# Set task
Look through the data below. Show each line where the string "register" occurs.

# Dataset content
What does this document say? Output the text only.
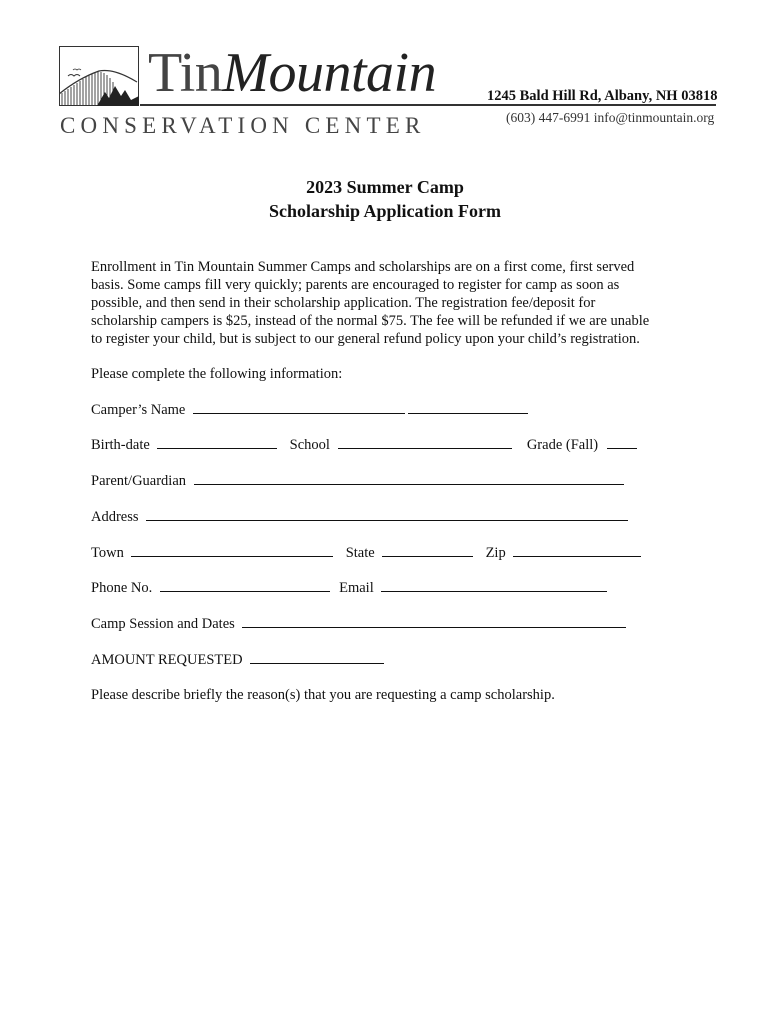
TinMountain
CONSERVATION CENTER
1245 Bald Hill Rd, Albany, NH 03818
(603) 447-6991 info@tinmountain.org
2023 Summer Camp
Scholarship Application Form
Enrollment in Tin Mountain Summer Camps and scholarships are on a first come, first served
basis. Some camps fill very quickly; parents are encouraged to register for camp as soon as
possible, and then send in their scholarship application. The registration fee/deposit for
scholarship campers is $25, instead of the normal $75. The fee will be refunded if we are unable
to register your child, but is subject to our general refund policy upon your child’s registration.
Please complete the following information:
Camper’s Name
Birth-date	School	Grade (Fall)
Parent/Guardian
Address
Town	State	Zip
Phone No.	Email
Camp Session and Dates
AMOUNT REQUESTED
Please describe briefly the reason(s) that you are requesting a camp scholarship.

--

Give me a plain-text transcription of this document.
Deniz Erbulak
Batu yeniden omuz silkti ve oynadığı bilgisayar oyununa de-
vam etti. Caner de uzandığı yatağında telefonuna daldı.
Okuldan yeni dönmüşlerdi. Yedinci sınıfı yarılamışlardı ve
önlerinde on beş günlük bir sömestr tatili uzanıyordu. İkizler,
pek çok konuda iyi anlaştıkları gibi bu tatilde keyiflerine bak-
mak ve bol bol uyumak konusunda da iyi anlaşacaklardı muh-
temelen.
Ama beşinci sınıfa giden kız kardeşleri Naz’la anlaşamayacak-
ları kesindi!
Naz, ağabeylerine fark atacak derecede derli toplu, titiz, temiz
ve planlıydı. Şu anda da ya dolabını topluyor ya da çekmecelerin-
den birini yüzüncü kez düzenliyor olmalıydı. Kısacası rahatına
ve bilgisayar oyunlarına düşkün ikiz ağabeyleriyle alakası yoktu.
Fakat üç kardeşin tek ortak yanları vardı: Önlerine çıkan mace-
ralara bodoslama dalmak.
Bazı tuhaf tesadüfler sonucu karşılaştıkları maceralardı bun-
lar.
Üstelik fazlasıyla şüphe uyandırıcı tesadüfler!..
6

# Correct result
basis. Some camps fill very quickly; parents are encouraged to register for camp as soon as
to register your child, but is subject to our general refund policy upon your child’s registration.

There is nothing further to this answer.